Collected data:
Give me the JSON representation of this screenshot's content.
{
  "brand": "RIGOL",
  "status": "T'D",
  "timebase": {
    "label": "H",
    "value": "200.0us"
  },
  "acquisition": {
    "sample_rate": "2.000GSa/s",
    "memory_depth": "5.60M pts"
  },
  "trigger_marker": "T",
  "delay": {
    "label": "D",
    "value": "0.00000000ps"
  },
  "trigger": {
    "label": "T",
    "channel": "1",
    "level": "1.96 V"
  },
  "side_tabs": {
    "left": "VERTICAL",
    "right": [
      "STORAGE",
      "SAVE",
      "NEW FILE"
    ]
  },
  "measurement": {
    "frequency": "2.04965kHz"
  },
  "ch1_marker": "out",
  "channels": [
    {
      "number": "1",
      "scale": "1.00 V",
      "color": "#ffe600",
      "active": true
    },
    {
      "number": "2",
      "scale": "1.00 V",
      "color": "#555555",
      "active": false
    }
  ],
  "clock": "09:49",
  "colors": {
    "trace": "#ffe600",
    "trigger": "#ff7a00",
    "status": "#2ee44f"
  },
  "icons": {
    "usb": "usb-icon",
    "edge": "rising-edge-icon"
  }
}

--

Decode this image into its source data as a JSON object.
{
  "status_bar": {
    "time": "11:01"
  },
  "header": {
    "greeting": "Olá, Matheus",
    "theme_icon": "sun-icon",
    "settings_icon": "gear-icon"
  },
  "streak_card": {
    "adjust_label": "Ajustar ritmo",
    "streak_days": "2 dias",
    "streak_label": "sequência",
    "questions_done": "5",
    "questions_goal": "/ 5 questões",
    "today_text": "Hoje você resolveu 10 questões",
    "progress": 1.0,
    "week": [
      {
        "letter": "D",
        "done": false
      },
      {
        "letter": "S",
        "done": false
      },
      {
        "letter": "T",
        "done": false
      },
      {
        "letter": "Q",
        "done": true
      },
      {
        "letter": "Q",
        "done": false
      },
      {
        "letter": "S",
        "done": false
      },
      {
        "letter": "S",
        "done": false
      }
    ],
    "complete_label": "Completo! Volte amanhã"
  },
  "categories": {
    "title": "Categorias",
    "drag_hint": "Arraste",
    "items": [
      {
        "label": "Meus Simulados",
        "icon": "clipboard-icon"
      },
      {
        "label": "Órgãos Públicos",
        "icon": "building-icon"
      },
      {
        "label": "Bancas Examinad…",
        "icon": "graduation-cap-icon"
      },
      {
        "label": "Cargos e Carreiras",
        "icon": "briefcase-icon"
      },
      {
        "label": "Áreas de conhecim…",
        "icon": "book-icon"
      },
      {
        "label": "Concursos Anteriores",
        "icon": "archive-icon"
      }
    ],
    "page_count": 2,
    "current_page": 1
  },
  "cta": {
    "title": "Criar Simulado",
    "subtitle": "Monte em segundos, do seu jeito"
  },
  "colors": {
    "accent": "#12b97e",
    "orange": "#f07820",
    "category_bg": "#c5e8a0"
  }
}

DESCRIPTION OF THE TASK — Your task is to list each line of the records with the word "questões".

TASK ANSWER —
    "questions_goal": "/ 5 questões",
    "today_text": "Hoje você resolveu 10 questões",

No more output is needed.